> [TASK DIRECTIONS]: Give the number of lines in the entries that contain "Ctrl". State only the count.

> [SOURCE DATA]:
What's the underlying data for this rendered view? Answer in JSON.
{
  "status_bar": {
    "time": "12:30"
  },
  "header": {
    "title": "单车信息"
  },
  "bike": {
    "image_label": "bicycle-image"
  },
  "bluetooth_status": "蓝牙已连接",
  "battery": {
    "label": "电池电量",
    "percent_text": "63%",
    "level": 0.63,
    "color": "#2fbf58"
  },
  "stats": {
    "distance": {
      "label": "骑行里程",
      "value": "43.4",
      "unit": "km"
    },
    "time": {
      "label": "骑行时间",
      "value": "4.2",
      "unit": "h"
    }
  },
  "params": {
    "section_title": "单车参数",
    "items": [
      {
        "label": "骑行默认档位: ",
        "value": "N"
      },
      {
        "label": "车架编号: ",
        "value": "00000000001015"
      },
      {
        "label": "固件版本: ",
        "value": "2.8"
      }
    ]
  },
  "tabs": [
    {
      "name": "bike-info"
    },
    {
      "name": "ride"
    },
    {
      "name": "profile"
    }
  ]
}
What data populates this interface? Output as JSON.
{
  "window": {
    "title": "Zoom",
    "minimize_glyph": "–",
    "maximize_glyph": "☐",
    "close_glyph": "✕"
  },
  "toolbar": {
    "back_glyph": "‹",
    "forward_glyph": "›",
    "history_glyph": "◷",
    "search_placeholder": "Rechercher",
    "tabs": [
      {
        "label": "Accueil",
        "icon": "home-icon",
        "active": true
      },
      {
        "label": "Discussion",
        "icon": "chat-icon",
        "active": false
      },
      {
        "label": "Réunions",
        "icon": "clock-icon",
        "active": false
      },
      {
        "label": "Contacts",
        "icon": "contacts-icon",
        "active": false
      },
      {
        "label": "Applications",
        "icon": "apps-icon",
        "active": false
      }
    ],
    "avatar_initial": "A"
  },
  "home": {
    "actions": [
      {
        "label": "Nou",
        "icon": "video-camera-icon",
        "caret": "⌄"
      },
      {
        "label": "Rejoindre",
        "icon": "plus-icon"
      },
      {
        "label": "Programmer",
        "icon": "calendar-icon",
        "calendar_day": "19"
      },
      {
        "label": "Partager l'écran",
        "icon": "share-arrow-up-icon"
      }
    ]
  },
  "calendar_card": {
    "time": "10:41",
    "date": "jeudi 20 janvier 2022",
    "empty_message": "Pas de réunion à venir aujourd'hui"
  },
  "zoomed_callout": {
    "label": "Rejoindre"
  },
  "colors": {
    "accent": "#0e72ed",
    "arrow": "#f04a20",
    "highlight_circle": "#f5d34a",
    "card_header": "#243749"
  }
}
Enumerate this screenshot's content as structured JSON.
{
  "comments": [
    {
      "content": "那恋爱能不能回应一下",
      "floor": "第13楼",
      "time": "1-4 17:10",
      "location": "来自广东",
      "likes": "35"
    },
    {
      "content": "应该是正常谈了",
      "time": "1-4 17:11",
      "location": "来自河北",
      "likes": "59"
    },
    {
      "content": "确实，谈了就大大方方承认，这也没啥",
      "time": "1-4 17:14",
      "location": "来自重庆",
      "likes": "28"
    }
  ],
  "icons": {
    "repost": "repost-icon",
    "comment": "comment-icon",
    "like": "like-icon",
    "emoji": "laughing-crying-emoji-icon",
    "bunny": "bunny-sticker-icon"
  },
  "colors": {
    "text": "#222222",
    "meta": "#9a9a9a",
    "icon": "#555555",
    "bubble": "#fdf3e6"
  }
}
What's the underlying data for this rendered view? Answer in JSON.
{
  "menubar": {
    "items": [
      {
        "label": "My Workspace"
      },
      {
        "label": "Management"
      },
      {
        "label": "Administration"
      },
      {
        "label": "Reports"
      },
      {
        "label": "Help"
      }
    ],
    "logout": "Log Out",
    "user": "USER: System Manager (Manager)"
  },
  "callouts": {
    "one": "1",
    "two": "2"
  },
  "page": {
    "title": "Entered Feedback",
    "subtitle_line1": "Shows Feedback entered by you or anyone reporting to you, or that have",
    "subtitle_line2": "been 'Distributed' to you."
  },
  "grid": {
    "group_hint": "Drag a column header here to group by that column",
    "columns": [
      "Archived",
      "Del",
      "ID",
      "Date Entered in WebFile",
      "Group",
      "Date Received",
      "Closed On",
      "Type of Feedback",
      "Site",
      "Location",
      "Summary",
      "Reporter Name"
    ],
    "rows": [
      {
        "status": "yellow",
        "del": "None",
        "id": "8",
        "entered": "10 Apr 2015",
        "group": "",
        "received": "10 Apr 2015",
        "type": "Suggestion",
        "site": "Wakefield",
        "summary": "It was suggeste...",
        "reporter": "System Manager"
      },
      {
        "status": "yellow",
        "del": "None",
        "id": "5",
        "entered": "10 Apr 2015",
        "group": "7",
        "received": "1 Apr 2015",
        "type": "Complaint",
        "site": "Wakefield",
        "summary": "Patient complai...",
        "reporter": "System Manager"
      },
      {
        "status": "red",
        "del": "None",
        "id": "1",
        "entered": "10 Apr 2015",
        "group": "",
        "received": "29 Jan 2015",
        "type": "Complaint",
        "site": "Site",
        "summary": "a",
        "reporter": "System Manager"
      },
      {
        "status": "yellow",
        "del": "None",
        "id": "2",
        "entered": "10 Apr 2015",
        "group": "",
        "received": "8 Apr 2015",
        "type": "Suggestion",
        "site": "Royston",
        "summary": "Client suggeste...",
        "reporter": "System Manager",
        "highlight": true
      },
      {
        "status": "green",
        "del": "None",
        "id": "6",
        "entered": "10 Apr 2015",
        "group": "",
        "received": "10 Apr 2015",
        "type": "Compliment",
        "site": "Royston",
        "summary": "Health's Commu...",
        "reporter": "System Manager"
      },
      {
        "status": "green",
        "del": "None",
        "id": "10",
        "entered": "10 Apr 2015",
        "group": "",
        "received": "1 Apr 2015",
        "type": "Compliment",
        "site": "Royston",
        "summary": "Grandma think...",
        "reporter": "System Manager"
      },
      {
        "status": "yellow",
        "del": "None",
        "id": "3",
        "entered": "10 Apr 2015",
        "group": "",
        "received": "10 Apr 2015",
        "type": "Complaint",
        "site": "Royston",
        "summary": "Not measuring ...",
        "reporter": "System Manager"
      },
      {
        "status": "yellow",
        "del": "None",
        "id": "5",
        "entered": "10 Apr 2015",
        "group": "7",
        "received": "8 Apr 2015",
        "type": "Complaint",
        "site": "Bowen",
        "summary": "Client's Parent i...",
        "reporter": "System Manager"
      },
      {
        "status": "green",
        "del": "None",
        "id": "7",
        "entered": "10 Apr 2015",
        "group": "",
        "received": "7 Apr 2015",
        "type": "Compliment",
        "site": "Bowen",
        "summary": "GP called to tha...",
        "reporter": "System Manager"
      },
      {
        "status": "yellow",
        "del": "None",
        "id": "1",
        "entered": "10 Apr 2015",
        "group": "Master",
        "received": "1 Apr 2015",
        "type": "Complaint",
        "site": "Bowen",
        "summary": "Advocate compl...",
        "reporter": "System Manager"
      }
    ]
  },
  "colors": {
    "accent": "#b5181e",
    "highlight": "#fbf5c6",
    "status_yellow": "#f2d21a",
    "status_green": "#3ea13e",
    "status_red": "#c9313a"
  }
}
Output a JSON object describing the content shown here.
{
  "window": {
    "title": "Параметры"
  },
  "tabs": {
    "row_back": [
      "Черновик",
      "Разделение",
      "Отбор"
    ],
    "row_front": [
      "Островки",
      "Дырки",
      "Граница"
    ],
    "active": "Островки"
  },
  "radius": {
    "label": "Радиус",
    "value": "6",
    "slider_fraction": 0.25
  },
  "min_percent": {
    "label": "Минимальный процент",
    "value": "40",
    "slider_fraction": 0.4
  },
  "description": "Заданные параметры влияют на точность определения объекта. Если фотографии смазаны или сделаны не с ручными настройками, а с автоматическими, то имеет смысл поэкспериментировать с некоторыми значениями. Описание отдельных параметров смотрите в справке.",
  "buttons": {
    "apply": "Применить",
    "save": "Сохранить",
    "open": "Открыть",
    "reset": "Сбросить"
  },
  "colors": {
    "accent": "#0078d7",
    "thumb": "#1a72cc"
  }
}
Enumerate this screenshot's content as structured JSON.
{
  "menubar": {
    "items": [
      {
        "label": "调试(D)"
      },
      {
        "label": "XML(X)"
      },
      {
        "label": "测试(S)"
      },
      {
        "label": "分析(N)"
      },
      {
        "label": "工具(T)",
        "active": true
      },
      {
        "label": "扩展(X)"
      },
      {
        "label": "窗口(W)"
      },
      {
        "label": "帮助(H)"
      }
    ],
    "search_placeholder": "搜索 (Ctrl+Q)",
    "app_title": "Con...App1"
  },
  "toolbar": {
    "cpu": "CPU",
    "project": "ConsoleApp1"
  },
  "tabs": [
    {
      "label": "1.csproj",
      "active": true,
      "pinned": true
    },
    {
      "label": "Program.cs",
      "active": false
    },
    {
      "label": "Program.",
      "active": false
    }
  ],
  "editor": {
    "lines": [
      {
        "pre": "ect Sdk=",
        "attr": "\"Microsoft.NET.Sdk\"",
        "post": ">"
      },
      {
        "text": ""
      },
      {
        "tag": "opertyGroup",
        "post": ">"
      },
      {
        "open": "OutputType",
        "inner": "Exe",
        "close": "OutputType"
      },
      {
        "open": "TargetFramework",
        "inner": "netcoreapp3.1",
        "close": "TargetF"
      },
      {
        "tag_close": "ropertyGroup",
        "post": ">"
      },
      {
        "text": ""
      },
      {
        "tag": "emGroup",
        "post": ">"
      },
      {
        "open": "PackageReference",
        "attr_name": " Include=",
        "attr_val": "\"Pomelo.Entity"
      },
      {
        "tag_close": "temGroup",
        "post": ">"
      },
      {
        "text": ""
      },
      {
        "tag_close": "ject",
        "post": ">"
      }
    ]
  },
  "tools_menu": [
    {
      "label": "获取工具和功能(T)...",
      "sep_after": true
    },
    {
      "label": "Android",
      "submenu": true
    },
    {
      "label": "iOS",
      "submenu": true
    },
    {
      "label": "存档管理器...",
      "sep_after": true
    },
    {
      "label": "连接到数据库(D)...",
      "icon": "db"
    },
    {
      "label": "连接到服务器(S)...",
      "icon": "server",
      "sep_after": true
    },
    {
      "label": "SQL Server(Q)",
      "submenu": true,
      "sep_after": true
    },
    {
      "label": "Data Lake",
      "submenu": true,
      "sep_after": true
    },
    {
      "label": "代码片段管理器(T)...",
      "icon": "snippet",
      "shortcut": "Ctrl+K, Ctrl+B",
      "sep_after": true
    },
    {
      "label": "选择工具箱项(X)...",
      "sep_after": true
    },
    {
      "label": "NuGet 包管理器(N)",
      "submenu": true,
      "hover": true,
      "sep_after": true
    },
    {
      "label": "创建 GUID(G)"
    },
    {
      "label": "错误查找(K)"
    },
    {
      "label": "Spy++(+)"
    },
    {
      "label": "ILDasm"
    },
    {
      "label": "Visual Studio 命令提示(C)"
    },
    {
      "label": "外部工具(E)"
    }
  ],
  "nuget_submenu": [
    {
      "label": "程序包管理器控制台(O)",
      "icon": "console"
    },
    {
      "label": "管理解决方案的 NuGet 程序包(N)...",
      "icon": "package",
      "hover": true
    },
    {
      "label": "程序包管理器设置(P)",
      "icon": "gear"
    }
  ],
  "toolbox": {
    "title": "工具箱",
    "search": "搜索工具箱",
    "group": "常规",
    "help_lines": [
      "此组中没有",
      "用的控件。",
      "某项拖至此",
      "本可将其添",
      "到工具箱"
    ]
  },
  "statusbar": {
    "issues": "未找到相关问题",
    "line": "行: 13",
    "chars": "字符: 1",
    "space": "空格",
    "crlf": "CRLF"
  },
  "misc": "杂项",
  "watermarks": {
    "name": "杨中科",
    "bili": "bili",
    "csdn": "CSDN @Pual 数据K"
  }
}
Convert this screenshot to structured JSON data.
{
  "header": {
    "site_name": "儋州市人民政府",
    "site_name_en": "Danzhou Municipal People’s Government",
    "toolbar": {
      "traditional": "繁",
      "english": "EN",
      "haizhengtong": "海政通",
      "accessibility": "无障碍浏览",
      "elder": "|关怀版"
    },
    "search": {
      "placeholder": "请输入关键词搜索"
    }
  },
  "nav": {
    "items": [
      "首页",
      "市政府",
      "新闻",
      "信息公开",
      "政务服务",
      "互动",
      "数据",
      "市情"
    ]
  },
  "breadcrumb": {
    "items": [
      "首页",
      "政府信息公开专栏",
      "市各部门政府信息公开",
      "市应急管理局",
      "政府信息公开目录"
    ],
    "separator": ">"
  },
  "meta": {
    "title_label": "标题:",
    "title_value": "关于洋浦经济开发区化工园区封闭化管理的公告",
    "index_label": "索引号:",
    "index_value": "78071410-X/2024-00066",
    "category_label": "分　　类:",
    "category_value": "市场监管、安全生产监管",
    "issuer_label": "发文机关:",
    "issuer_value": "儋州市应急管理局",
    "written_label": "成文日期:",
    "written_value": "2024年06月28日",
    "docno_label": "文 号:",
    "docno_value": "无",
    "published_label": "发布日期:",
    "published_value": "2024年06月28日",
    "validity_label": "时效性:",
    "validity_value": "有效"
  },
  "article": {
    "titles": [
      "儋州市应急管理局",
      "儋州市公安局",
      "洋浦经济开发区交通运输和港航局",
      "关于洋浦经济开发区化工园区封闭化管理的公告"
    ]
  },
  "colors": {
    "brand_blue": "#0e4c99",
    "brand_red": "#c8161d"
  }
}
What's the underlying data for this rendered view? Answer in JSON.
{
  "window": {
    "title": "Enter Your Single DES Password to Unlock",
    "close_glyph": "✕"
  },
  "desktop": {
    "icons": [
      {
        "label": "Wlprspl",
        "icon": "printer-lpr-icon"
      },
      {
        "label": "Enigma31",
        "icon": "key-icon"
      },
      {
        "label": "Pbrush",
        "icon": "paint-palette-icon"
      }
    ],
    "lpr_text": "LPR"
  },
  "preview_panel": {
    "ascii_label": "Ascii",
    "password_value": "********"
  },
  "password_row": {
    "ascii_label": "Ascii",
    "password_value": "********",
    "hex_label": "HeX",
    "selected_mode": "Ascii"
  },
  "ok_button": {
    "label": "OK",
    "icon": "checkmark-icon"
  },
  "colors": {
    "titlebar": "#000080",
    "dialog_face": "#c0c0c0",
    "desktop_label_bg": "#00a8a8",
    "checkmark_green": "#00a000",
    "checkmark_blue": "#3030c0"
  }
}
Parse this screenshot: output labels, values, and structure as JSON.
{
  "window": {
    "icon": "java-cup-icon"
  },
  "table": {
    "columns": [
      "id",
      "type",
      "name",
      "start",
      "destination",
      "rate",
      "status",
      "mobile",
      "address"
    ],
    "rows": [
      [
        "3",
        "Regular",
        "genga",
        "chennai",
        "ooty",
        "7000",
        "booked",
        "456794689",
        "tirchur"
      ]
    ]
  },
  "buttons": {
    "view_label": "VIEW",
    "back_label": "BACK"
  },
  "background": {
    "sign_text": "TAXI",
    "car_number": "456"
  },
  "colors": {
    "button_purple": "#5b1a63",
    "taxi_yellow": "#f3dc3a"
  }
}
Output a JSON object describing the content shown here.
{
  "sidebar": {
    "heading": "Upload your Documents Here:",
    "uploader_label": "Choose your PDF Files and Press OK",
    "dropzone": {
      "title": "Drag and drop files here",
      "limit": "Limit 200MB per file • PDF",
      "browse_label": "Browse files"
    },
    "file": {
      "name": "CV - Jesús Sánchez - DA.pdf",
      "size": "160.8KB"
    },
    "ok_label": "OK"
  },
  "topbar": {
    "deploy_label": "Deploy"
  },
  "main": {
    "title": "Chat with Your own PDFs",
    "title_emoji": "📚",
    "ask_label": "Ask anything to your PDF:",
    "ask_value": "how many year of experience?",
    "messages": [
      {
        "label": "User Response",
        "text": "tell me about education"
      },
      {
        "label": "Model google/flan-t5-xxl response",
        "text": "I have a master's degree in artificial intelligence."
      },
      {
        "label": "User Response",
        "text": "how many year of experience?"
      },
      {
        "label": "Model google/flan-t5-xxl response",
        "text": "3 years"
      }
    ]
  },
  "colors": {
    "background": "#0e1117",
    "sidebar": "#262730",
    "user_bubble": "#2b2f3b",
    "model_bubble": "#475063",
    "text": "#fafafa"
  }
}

> [TASK RESPONSE]: 2